WHAT YOU SHOULD DO: Below is a listing. Gather each line of it that contains "具有长者的温厚和威望".

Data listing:

_ _ _

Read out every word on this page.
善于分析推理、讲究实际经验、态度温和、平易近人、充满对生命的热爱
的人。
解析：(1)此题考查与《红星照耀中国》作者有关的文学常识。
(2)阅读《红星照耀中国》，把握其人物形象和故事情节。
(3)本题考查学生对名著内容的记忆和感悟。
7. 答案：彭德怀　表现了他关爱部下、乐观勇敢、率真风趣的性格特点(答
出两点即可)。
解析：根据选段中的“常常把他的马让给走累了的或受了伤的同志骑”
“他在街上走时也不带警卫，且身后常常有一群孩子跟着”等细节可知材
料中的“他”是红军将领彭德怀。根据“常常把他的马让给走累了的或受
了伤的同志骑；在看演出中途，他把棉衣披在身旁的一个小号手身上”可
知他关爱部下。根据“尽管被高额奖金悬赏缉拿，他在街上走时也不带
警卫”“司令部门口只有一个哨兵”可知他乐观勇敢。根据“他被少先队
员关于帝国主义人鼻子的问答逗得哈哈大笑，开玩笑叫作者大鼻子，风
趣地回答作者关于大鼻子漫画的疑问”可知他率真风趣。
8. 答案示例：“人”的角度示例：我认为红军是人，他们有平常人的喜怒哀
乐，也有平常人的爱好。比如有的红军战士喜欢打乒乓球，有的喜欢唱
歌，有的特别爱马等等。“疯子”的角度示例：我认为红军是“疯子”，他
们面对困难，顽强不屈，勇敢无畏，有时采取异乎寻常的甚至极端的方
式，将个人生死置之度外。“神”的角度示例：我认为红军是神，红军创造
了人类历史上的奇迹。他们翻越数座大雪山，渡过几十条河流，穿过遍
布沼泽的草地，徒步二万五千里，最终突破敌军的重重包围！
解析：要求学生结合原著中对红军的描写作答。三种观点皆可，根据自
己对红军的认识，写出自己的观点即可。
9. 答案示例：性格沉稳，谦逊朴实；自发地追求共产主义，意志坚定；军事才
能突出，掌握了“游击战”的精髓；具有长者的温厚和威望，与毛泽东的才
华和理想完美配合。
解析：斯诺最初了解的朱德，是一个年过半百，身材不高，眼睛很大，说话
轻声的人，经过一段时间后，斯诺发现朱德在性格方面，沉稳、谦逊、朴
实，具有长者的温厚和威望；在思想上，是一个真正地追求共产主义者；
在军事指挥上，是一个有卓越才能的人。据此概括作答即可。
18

_ _ _

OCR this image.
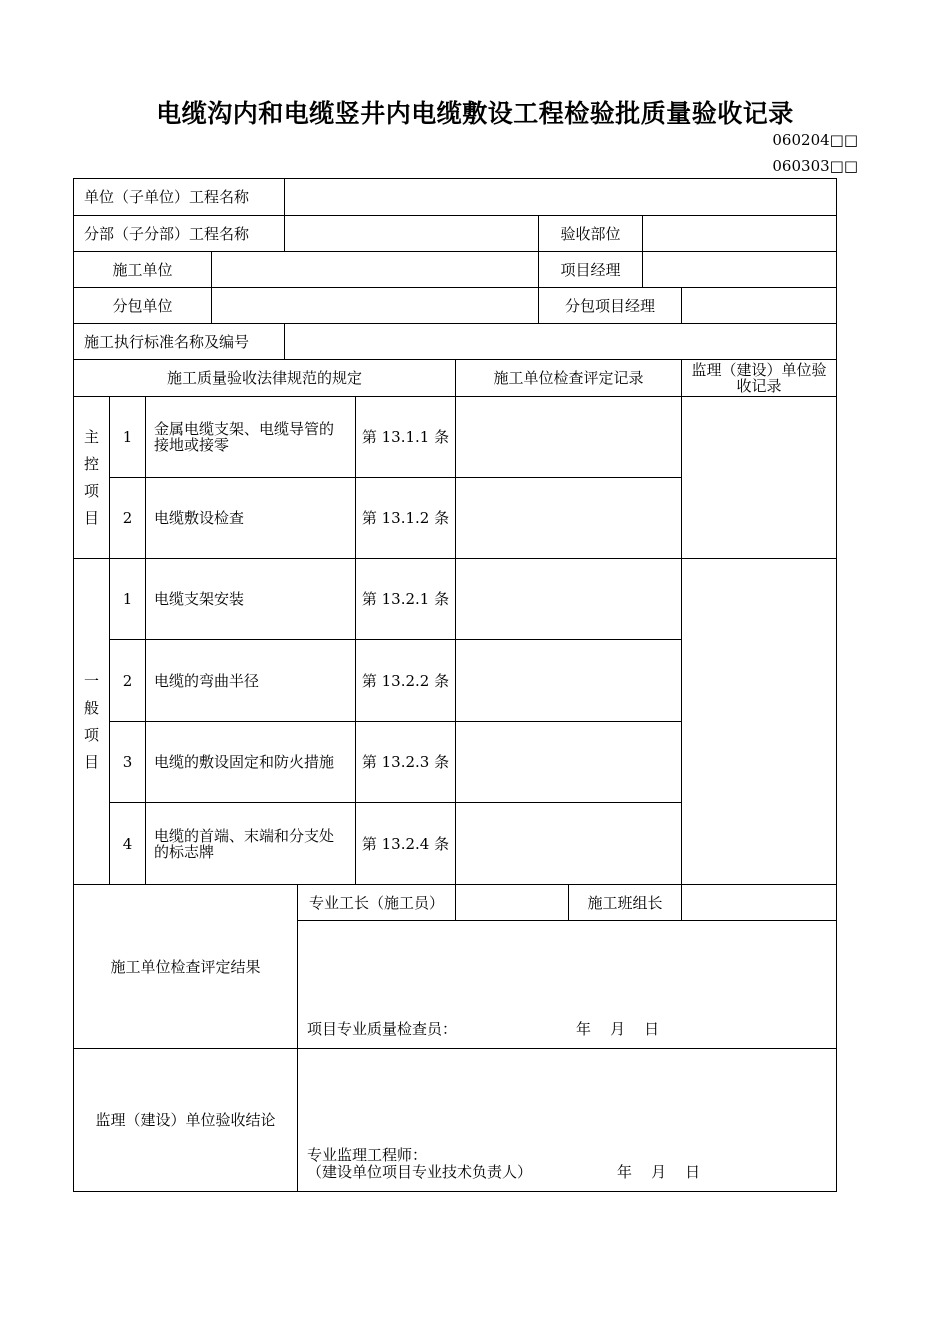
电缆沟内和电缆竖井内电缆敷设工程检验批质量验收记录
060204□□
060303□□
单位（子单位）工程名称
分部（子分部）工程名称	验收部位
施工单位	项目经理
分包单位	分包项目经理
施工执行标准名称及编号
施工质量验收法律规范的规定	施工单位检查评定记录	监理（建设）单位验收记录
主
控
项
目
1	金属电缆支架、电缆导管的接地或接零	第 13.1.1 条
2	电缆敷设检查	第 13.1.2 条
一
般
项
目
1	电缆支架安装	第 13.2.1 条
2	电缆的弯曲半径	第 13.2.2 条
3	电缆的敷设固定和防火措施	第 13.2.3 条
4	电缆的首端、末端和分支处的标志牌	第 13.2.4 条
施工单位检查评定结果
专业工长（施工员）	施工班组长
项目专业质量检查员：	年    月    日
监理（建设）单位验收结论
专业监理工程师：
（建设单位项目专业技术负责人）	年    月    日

_ _ _

TASK RESPONSE:
能突出，掌握了“游击战”的精髓；具有长者的温厚和威望，与毛泽东的才
实，具有长者的温厚和威望；在思想上，是一个真正地追求共产主义者；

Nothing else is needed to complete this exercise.